++++ RECORD LIST
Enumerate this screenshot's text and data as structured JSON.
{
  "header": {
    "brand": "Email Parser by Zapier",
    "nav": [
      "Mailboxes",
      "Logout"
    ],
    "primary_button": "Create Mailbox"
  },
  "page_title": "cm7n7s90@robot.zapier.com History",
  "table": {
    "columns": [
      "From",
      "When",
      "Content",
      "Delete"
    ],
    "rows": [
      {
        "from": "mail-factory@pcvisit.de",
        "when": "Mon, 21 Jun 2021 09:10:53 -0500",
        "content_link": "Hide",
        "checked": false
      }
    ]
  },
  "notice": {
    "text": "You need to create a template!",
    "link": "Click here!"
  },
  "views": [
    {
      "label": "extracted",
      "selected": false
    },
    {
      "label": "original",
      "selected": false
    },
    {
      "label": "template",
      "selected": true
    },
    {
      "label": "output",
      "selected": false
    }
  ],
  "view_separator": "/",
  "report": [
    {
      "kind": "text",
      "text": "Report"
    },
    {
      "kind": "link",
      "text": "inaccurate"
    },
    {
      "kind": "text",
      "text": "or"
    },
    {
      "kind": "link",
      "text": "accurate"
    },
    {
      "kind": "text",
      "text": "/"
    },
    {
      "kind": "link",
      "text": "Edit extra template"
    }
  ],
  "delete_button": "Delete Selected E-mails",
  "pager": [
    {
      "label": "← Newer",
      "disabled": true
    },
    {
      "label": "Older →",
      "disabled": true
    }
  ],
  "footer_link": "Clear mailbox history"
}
++++++++
SHORT PROBLEM:
Gather all lines where the word "label" appears.

THE ANSWER:
      "label": "extracted",
      "label": "original",
      "label": "template",
      "label": "output",
      "label": "← Newer",
      "label": "Older →",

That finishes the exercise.